▶ EXERCISE INSTRUCTIONS
Copy every line of the rows below without any changes.
§
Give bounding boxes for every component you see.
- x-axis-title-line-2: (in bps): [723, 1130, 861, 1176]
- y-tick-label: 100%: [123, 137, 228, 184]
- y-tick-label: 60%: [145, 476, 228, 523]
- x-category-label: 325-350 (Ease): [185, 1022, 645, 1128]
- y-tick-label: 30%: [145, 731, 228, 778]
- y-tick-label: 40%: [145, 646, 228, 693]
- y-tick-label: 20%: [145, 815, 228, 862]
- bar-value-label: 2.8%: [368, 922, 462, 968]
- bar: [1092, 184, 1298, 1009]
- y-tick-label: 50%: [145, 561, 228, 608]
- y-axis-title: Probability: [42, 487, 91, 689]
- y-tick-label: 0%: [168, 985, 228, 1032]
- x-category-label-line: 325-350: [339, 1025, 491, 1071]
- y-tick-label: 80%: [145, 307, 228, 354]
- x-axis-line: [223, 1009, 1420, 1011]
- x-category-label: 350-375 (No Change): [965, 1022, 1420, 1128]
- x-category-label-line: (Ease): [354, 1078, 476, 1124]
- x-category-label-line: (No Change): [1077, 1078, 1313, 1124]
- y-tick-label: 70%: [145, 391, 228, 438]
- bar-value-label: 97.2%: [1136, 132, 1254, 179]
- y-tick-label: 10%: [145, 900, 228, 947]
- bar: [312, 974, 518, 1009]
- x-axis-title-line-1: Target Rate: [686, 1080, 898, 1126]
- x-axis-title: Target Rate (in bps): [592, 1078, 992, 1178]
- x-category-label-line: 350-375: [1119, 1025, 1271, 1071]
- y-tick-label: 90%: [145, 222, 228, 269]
§
▶ EXERCISE RESULT
Give bounding boxes for every component you see.
- x-axis-title-line-2: (in bps): [723, 1130, 861, 1176]
- y-tick-label: 100%: [123, 137, 228, 184]
- y-tick-label: 60%: [145, 476, 228, 523]
- x-category-label: 325-350 (Ease): [185, 1022, 645, 1128]
- y-tick-label: 30%: [145, 731, 228, 778]
- y-tick-label: 40%: [145, 646, 228, 693]
- y-tick-label: 20%: [145, 815, 228, 862]
- bar-value-label: 2.8%: [368, 922, 462, 968]
- bar: [1092, 184, 1298, 1009]
- y-tick-label: 50%: [145, 561, 228, 608]
- y-axis-title: Probability: [42, 487, 91, 689]
- y-tick-label: 0%: [168, 985, 228, 1032]
- x-category-label-line: 325-350: [339, 1025, 491, 1071]
- y-tick-label: 80%: [145, 307, 228, 354]
- x-axis-line: [223, 1009, 1420, 1011]
- x-category-label: 350-375 (No Change): [965, 1022, 1420, 1128]
- x-category-label-line: (Ease): [354, 1078, 476, 1124]
- x-category-label-line: (No Change): [1077, 1078, 1313, 1124]
- y-tick-label: 70%: [145, 391, 228, 438]
- bar-value-label: 97.2%: [1136, 132, 1254, 179]
- y-tick-label: 10%: [145, 900, 228, 947]
- bar: [312, 974, 518, 1009]
- x-axis-title-line-1: Target Rate: [686, 1080, 898, 1126]
- x-axis-title: Target Rate (in bps): [592, 1078, 992, 1178]
- x-category-label-line: 350-375: [1119, 1025, 1271, 1071]
- y-tick-label: 90%: [145, 222, 228, 269]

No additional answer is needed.